→ **TASK TO COMPLETE**
In the entries that follow, find the word "only" and report each line it is on.
--- Start ---
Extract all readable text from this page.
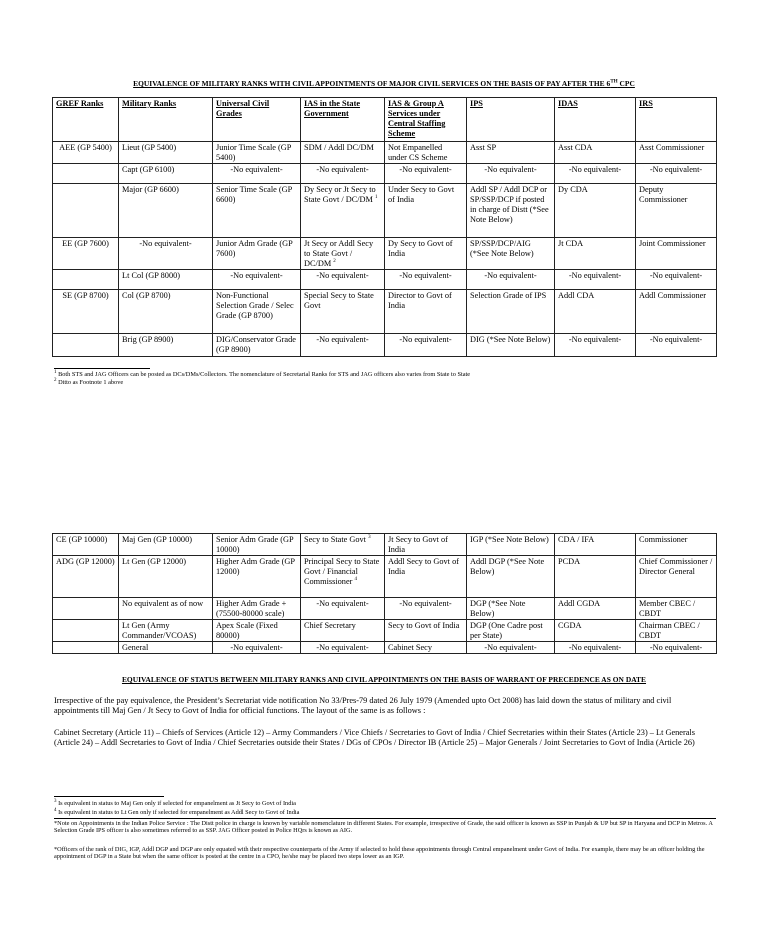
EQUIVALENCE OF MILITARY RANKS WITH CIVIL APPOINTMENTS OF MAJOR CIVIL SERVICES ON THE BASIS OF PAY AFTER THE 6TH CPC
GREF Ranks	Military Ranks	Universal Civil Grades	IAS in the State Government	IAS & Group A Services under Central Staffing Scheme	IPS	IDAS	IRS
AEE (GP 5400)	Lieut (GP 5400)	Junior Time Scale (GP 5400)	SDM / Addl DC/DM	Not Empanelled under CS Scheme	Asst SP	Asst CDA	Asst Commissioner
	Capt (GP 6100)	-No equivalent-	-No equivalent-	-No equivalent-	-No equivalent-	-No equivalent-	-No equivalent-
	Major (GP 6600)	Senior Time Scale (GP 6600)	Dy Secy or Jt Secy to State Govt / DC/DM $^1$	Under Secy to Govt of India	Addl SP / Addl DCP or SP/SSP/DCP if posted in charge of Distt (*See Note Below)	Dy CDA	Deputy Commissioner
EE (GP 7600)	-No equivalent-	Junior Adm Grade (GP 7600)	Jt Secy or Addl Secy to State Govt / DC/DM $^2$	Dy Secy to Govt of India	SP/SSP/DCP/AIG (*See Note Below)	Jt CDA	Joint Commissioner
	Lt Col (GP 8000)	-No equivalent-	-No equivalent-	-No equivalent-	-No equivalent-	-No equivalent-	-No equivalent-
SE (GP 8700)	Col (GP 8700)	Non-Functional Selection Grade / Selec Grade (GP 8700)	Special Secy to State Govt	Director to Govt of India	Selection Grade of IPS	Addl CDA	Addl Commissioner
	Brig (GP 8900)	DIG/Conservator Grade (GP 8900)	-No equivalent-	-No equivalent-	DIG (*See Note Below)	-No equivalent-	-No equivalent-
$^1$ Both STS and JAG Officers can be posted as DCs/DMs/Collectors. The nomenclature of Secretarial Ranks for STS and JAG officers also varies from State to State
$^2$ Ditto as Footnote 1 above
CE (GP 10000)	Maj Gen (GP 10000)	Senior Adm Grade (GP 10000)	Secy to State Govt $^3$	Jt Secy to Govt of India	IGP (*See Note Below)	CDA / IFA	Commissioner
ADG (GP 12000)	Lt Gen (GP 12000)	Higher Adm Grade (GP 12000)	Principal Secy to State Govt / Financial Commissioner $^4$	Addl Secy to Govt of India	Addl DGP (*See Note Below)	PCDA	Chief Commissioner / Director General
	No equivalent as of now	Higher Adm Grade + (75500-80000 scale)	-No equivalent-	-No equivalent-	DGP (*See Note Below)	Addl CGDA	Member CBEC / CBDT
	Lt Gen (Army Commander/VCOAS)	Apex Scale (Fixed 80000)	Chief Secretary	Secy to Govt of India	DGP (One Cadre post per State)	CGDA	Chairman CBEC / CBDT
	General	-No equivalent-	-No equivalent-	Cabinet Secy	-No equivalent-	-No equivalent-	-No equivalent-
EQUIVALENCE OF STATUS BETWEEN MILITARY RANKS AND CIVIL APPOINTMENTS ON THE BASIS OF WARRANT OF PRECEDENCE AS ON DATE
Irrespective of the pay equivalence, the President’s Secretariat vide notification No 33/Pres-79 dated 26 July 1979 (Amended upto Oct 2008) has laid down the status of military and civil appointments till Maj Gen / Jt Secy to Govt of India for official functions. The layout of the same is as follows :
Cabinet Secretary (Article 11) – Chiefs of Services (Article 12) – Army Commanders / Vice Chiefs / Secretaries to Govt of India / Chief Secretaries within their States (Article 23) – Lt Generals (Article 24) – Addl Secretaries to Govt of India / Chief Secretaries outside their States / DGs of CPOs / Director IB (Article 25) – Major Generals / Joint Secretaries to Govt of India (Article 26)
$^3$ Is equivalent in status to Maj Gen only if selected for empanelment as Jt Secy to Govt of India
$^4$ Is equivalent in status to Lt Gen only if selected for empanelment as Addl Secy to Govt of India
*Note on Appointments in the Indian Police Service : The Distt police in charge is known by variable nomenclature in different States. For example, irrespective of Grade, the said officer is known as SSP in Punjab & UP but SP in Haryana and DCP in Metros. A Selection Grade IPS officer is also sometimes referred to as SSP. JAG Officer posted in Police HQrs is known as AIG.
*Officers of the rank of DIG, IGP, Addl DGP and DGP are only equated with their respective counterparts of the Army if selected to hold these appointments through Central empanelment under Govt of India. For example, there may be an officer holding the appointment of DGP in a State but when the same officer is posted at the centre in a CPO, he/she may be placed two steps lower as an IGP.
--- End ---
→ **EXERCISE RESPONSE**
$^3$ Is equivalent in status to Maj Gen only if selected for empanelment as Jt Secy to Govt of India
$^4$ Is equivalent in status to Lt Gen only if selected for empanelment as Addl Secy to Govt of India
*Officers of the rank of DIG, IGP, Addl DGP and DGP are only equated with their respective counterparts of the Army if selected to hold these appointments through Central empanelment under Govt of India. For example, there may be an officer holding the appointment of DGP in a State but when the same officer is posted at the centre in a CPO, he/she may be placed two steps lower as an IGP.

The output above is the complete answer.